**Problem description:**
Spot each line in the records below where the word "Önskemål" occurs, then copy it.

**Data for this exercise:**
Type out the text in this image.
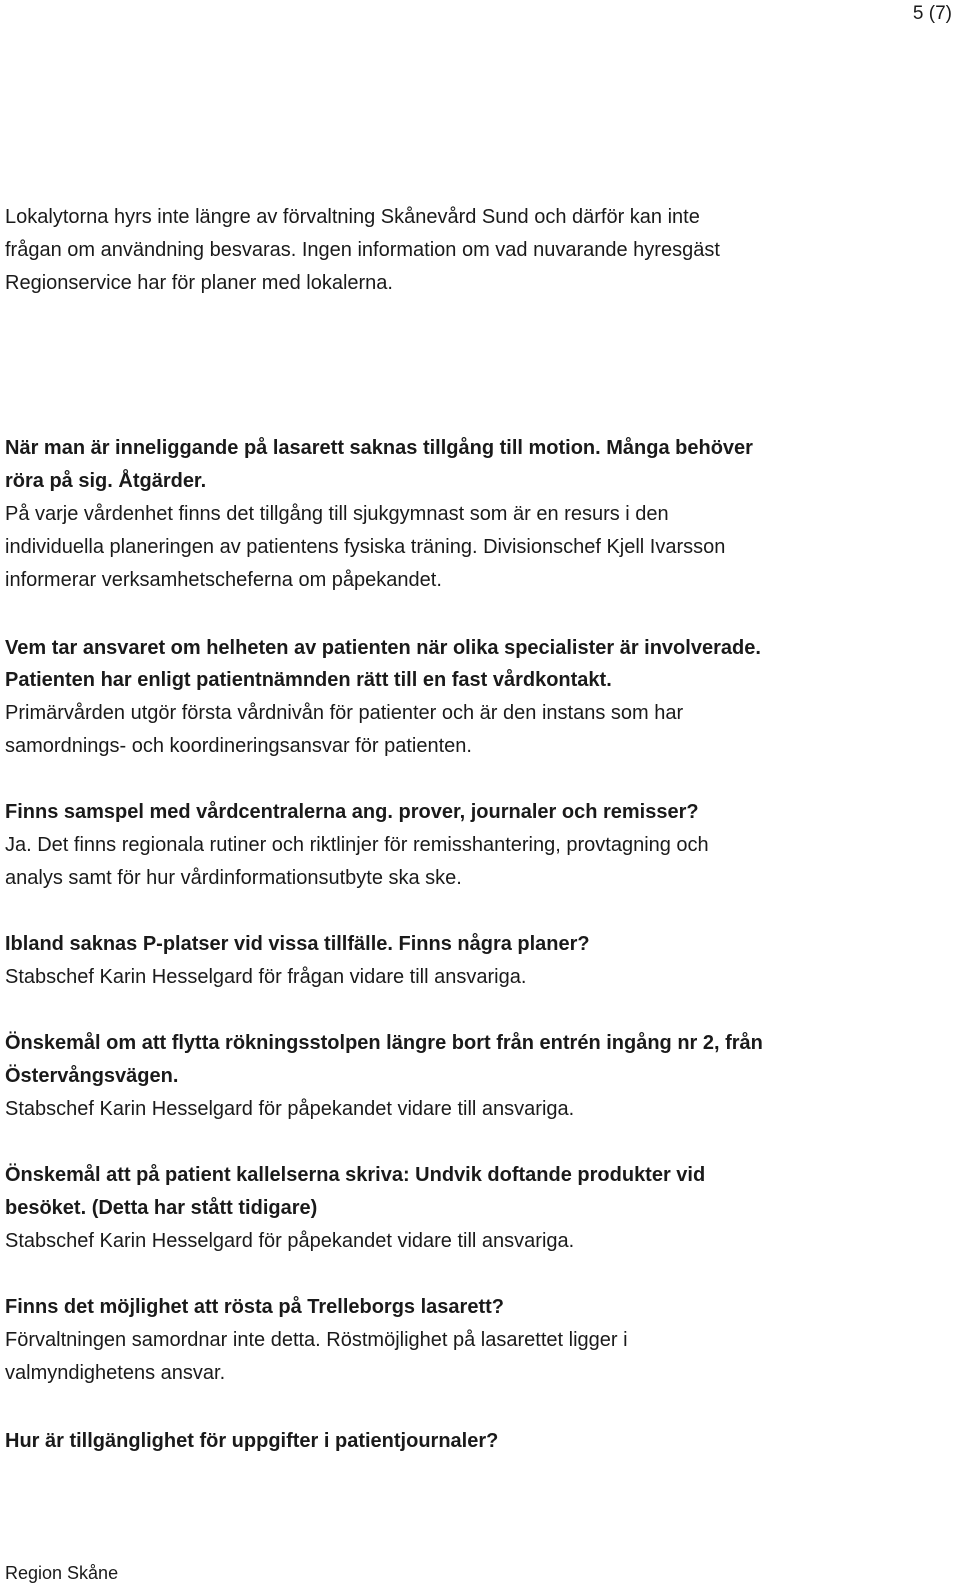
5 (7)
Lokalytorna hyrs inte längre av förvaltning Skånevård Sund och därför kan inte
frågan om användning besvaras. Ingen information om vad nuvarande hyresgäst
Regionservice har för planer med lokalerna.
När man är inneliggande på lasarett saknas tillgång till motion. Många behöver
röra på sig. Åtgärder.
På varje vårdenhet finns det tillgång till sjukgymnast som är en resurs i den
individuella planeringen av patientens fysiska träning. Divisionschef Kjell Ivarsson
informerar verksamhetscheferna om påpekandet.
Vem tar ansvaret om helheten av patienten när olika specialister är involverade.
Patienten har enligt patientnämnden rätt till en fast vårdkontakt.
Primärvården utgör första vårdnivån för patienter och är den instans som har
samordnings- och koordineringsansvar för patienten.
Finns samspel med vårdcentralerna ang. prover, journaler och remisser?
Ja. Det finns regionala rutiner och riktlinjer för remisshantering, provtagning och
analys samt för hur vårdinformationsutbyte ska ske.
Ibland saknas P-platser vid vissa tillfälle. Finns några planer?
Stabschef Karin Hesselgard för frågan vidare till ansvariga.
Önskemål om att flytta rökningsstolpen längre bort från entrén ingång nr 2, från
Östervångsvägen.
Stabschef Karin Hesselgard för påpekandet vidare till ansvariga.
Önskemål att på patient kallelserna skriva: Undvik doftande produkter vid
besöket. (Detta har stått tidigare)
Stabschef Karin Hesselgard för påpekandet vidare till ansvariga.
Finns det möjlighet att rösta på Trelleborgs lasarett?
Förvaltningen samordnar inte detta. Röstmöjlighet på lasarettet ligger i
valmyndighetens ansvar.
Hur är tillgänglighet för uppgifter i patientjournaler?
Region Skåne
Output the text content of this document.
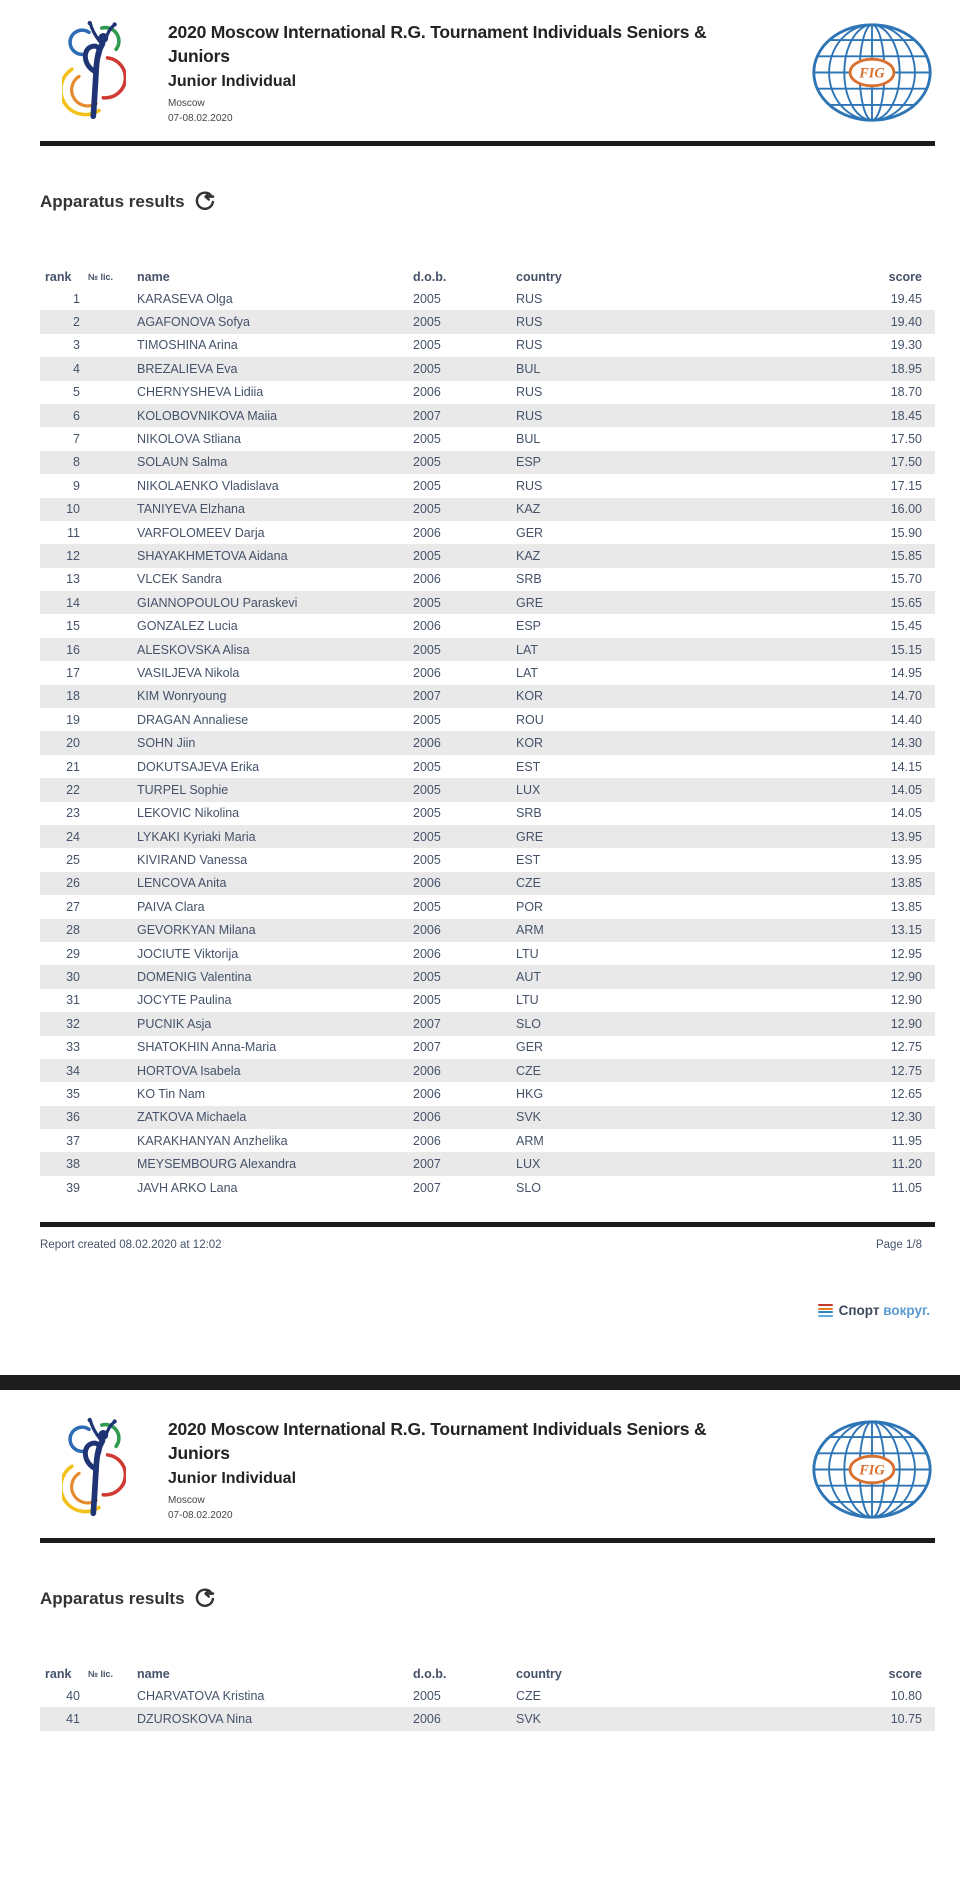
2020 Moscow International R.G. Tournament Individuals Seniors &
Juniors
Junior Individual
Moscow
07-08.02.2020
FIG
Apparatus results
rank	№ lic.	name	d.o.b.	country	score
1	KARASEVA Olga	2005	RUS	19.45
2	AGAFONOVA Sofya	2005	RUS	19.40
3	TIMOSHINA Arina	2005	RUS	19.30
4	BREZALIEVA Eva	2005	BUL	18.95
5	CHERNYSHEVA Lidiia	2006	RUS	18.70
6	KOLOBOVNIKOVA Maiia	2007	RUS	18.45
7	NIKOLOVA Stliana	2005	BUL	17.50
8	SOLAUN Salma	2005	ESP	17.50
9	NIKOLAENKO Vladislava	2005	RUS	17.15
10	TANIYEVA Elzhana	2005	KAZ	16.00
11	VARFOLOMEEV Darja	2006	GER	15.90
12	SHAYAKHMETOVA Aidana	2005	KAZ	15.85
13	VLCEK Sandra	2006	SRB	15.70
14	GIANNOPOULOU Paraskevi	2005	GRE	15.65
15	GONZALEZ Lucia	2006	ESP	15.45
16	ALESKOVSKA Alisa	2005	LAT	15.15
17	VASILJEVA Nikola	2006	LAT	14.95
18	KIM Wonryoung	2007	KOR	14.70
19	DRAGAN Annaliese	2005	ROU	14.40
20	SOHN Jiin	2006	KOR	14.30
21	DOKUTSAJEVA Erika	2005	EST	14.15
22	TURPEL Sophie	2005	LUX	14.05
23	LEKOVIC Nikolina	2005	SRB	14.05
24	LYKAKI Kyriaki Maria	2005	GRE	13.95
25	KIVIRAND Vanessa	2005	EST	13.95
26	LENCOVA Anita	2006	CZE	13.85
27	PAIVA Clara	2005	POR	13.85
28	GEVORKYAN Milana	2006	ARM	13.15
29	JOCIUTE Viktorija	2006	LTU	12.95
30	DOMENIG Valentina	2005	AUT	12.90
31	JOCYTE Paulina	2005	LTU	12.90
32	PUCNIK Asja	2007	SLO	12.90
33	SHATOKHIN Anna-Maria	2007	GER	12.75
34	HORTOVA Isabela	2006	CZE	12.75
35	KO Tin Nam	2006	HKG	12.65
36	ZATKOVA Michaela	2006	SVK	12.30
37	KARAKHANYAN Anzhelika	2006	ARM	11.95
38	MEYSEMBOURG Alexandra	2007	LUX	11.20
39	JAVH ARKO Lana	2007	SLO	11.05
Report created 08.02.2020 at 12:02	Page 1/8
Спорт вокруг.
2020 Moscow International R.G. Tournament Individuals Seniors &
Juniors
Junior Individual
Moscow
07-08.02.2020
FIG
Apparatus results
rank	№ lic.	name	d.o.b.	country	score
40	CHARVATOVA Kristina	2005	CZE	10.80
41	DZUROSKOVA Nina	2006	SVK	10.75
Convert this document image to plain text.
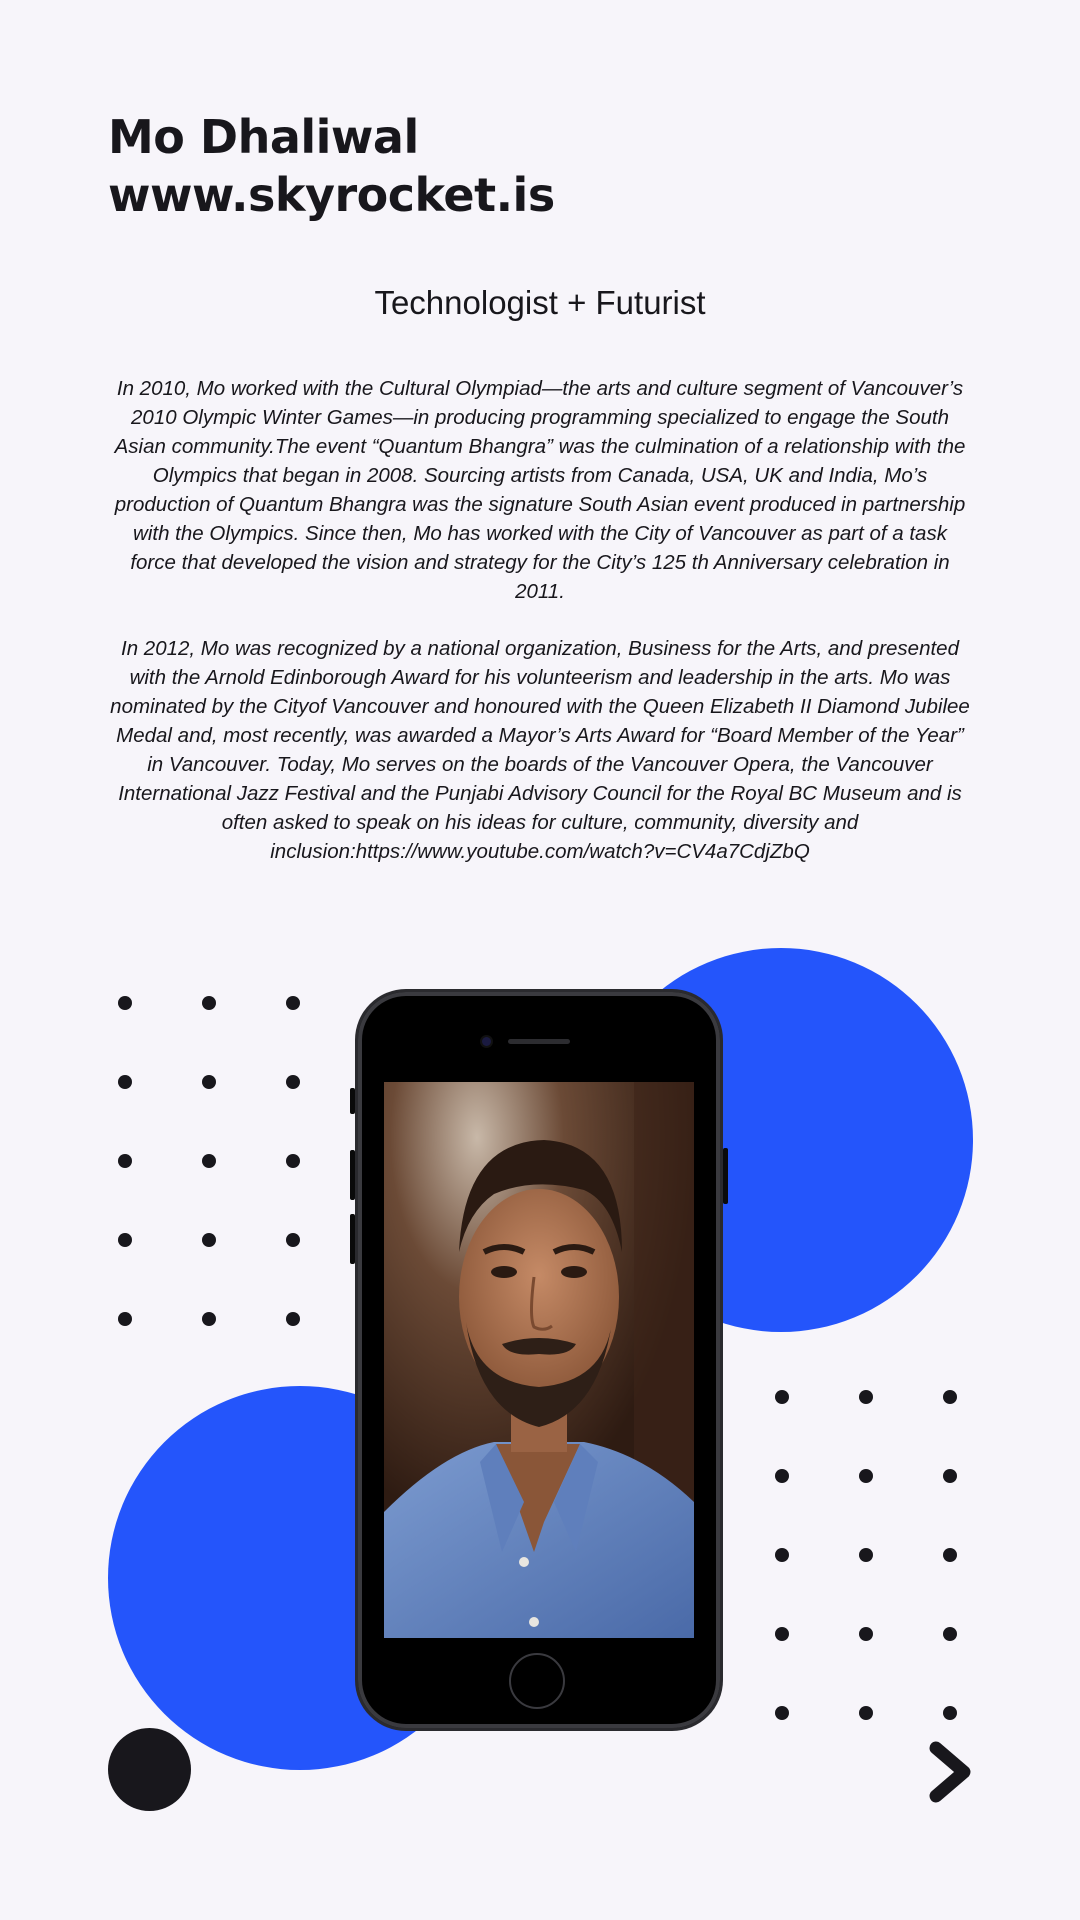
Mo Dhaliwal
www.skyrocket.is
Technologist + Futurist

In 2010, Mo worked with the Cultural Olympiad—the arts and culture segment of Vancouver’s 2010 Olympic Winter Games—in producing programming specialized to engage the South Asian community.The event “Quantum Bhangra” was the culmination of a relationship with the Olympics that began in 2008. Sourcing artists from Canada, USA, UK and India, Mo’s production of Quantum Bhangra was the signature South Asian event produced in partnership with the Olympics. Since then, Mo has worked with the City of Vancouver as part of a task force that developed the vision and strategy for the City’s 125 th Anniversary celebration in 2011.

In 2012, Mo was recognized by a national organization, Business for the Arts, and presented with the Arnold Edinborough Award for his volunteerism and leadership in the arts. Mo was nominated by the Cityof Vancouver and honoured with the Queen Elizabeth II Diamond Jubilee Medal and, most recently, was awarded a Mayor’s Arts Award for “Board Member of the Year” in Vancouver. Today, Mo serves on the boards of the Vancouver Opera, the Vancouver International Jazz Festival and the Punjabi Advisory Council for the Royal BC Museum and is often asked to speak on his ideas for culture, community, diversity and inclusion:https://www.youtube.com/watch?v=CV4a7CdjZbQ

**Full response:**
Önskemål om att flytta rökningsstolpen längre bort från entrén ingång nr 2, från
Önskemål att på patient kallelserna skriva: Undvik doftande produkter vid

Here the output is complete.